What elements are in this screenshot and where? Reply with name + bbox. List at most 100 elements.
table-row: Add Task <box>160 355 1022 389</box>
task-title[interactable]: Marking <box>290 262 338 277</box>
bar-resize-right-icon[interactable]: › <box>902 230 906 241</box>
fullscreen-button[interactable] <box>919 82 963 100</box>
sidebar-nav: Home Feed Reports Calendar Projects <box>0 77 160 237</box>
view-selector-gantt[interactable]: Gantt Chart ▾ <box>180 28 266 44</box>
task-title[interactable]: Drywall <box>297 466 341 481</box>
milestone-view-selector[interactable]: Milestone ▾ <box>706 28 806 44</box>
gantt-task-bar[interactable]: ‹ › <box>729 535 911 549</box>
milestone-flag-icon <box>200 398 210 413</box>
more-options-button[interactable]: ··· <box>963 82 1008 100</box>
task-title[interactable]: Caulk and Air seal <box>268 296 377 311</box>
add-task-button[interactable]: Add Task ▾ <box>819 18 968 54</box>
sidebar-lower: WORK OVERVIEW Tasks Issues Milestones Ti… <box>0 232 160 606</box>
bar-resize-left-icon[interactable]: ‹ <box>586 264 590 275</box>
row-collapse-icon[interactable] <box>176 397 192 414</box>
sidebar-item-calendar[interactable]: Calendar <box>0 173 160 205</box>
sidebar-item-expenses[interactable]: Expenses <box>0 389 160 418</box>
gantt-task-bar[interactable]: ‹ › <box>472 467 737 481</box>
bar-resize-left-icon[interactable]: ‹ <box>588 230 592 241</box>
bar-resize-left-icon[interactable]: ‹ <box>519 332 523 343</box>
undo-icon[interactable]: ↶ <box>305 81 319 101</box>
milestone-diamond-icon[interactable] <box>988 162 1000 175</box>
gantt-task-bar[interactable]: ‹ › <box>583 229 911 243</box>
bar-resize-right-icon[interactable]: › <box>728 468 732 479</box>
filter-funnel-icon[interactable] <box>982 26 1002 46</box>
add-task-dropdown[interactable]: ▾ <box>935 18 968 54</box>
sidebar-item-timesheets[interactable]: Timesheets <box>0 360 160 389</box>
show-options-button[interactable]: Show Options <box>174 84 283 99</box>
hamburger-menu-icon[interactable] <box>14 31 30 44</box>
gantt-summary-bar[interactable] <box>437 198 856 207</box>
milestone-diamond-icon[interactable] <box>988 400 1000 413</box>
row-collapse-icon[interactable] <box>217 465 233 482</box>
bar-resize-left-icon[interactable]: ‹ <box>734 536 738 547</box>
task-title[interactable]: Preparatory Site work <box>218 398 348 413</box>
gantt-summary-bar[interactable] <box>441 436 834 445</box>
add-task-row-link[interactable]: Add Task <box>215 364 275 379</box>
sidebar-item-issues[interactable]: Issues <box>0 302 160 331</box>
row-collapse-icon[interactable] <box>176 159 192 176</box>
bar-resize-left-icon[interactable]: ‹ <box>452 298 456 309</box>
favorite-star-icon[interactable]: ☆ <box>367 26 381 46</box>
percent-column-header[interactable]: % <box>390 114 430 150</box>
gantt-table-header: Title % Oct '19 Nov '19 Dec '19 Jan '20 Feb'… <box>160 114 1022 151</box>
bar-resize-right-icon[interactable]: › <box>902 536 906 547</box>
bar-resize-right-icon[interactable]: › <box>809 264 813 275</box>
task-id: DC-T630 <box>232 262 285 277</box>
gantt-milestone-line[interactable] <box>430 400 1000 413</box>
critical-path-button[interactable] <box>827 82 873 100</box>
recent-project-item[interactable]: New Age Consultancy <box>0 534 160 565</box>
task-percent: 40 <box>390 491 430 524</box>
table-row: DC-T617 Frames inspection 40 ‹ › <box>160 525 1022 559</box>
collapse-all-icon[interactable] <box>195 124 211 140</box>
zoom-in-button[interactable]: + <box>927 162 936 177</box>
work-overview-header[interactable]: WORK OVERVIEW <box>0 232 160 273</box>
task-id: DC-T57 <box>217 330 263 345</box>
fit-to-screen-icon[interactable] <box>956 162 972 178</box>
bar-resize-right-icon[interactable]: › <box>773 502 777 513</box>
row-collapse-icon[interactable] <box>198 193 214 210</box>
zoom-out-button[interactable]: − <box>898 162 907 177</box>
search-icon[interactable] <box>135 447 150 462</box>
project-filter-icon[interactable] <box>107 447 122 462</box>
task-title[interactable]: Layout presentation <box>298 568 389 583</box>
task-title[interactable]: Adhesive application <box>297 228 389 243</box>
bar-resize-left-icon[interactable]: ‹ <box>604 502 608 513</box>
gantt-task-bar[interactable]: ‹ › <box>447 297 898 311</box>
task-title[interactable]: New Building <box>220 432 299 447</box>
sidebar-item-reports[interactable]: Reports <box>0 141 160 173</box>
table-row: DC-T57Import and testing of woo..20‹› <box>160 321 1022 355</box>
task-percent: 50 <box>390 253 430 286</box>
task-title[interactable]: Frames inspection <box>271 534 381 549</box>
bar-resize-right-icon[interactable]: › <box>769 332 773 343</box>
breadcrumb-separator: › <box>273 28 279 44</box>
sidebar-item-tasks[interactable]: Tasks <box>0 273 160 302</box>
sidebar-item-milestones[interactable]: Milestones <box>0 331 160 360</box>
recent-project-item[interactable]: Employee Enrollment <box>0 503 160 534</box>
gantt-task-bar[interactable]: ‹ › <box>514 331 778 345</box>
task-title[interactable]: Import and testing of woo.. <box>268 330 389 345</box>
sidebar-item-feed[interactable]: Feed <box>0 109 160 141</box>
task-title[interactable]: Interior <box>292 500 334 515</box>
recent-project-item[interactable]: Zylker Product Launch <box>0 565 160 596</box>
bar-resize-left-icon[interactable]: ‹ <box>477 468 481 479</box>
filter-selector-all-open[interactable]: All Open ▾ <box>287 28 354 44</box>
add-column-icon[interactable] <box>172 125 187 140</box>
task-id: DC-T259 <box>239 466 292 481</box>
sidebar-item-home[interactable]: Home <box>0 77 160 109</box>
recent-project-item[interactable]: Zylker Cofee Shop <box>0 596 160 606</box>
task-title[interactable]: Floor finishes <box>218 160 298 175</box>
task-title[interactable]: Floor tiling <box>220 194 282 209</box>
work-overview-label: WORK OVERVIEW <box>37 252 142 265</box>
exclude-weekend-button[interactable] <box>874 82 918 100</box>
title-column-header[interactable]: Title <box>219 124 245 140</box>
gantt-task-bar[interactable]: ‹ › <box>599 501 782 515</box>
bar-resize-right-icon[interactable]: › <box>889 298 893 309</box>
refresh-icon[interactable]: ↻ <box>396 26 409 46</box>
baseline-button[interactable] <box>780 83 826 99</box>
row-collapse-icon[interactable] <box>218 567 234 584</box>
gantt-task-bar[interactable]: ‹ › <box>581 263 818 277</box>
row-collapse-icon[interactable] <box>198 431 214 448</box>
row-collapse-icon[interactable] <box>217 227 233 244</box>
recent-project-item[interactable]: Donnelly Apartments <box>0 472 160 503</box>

━━━━━━

Format the data above as a numbered list, leaving out any blank lines.

1. What elements are in this screenshot and where? Reply with name + bbox. List at most 100 elements.
2. table-row: Add Task <box>160 355 1022 389</box>
3. task-title[interactable]: Marking <box>290 262 338 277</box>
4. bar-resize-right-icon[interactable]: › <box>902 230 906 241</box>
5. fullscreen-button[interactable] <box>919 82 963 100</box>
6. sidebar-nav: Home Feed Reports Calendar Projects <box>0 77 160 237</box>
7. view-selector-gantt[interactable]: Gantt Chart ▾ <box>180 28 266 44</box>
8. task-title[interactable]: Drywall <box>297 466 341 481</box>
9. milestone-view-selector[interactable]: Milestone ▾ <box>706 28 806 44</box>
10. gantt-task-bar[interactable]: ‹ › <box>729 535 911 549</box>
11. milestone-flag-icon <box>200 398 210 413</box>
12. more-options-button[interactable]: ··· <box>963 82 1008 100</box>
13. task-title[interactable]: Caulk and Air seal <box>268 296 377 311</box>
14. add-task-button[interactable]: Add Task ▾ <box>819 18 968 54</box>
15. sidebar-lower: WORK OVERVIEW Tasks Issues Milestones Ti… <box>0 232 160 606</box>
16. bar-resize-left-icon[interactable]: ‹ <box>586 264 590 275</box>
17. row-collapse-icon[interactable] <box>176 397 192 414</box>
18. sidebar-item-calendar[interactable]: Calendar <box>0 173 160 205</box>
19. sidebar-item-expenses[interactable]: Expenses <box>0 389 160 418</box>
20. gantt-task-bar[interactable]: ‹ › <box>472 467 737 481</box>
21. bar-resize-left-icon[interactable]: ‹ <box>588 230 592 241</box>
22. bar-resize-left-icon[interactable]: ‹ <box>519 332 523 343</box>
23. undo-icon[interactable]: ↶ <box>305 81 319 101</box>
24. milestone-diamond-icon[interactable] <box>988 162 1000 175</box>
25. gantt-task-bar[interactable]: ‹ › <box>583 229 911 243</box>
26. bar-resize-right-icon[interactable]: › <box>728 468 732 479</box>
27. filter-funnel-icon[interactable] <box>982 26 1002 46</box>
28. add-task-dropdown[interactable]: ▾ <box>935 18 968 54</box>
29. sidebar-item-timesheets[interactable]: Timesheets <box>0 360 160 389</box>
30. show-options-button[interactable]: Show Options <box>174 84 283 99</box>
31. hamburger-menu-icon[interactable] <box>14 31 30 44</box>
32. gantt-summary-bar[interactable] <box>437 198 856 207</box>
33. milestone-diamond-icon[interactable] <box>988 400 1000 413</box>
34. row-collapse-icon[interactable] <box>217 465 233 482</box>
35. bar-resize-left-icon[interactable]: ‹ <box>734 536 738 547</box>
36. task-title[interactable]: Preparatory Site work <box>218 398 348 413</box>
37. gantt-summary-bar[interactable] <box>441 436 834 445</box>
38. add-task-row-link[interactable]: Add Task <box>215 364 275 379</box>
39. sidebar-item-issues[interactable]: Issues <box>0 302 160 331</box>
40. row-collapse-icon[interactable] <box>176 159 192 176</box>
41. bar-resize-left-icon[interactable]: ‹ <box>452 298 456 309</box>
42. favorite-star-icon[interactable]: ☆ <box>367 26 381 46</box>
43. percent-column-header[interactable]: % <box>390 114 430 150</box>
44. gantt-table-header: Title % Oct '19 Nov '19 Dec '19 Jan '20 Feb'… <box>160 114 1022 151</box>
45. bar-resize-right-icon[interactable]: › <box>902 536 906 547</box>
46. bar-resize-right-icon[interactable]: › <box>809 264 813 275</box>
47. task-id: DC-T630 <box>232 262 285 277</box>
48. gantt-milestone-line[interactable] <box>430 400 1000 413</box>
49. critical-path-button[interactable] <box>827 82 873 100</box>
50. recent-project-item[interactable]: New Age Consultancy <box>0 534 160 565</box>
51. task-percent: 40 <box>390 491 430 524</box>
52. table-row: DC-T617 Frames inspection 40 ‹ › <box>160 525 1022 559</box>
53. collapse-all-icon[interactable] <box>195 124 211 140</box>
54. zoom-in-button[interactable]: + <box>927 162 936 177</box>
55. work-overview-header[interactable]: WORK OVERVIEW <box>0 232 160 273</box>
56. task-id: DC-T57 <box>217 330 263 345</box>
57. fit-to-screen-icon[interactable] <box>956 162 972 178</box>
58. bar-resize-right-icon[interactable]: › <box>773 502 777 513</box>
59. row-collapse-icon[interactable] <box>198 193 214 210</box>
60. zoom-out-button[interactable]: − <box>898 162 907 177</box>
61. search-icon[interactable] <box>135 447 150 462</box>
62. project-filter-icon[interactable] <box>107 447 122 462</box>
63. task-title[interactable]: Layout presentation <box>298 568 389 583</box>
64. task-title[interactable]: Adhesive application <box>297 228 389 243</box>
65. bar-resize-left-icon[interactable]: ‹ <box>604 502 608 513</box>
66. gantt-task-bar[interactable]: ‹ › <box>447 297 898 311</box>
67. task-title[interactable]: New Building <box>220 432 299 447</box>
68. sidebar-item-reports[interactable]: Reports <box>0 141 160 173</box>
69. table-row: DC-T57Import and testing of woo..20‹› <box>160 321 1022 355</box>
70. task-percent: 50 <box>390 253 430 286</box>
71. task-title[interactable]: Frames inspection <box>271 534 381 549</box>
72. bar-resize-right-icon[interactable]: › <box>769 332 773 343</box>
73. breadcrumb-separator: › <box>273 28 279 44</box>
74. sidebar-item-tasks[interactable]: Tasks <box>0 273 160 302</box>
75. sidebar-item-milestones[interactable]: Milestones <box>0 331 160 360</box>
76. recent-project-item[interactable]: Employee Enrollment <box>0 503 160 534</box>
77. gantt-task-bar[interactable]: ‹ › <box>514 331 778 345</box>
78. task-title[interactable]: Import and testing of woo.. <box>268 330 389 345</box>
79. sidebar-item-feed[interactable]: Feed <box>0 109 160 141</box>
80. task-title[interactable]: Interior <box>292 500 334 515</box>
81. recent-project-item[interactable]: Zylker Product Launch <box>0 565 160 596</box>
82. bar-resize-left-icon[interactable]: ‹ <box>477 468 481 479</box>
83. filter-selector-all-open[interactable]: All Open ▾ <box>287 28 354 44</box>
84. add-column-icon[interactable] <box>172 125 187 140</box>
85. task-id: DC-T259 <box>239 466 292 481</box>
86. sidebar-item-home[interactable]: Home <box>0 77 160 109</box>
87. recent-project-item[interactable]: Zylker Cofee Shop <box>0 596 160 606</box>
88. task-title[interactable]: Floor finishes <box>218 160 298 175</box>
89. task-title[interactable]: Floor tiling <box>220 194 282 209</box>
90. work-overview-label: WORK OVERVIEW <box>37 252 142 265</box>
91. exclude-weekend-button[interactable] <box>874 82 918 100</box>
92. title-column-header[interactable]: Title <box>219 124 245 140</box>
93. gantt-task-bar[interactable]: ‹ › <box>599 501 782 515</box>
94. bar-resize-right-icon[interactable]: › <box>889 298 893 309</box>
95. refresh-icon[interactable]: ↻ <box>396 26 409 46</box>
96. baseline-button[interactable] <box>780 83 826 99</box>
97. row-collapse-icon[interactable] <box>218 567 234 584</box>
98. gantt-task-bar[interactable]: ‹ › <box>581 263 818 277</box>
99. row-collapse-icon[interactable] <box>198 431 214 448</box>
100. row-collapse-icon[interactable] <box>217 227 233 244</box>
101. recent-project-item[interactable]: Donnelly Apartments <box>0 472 160 503</box>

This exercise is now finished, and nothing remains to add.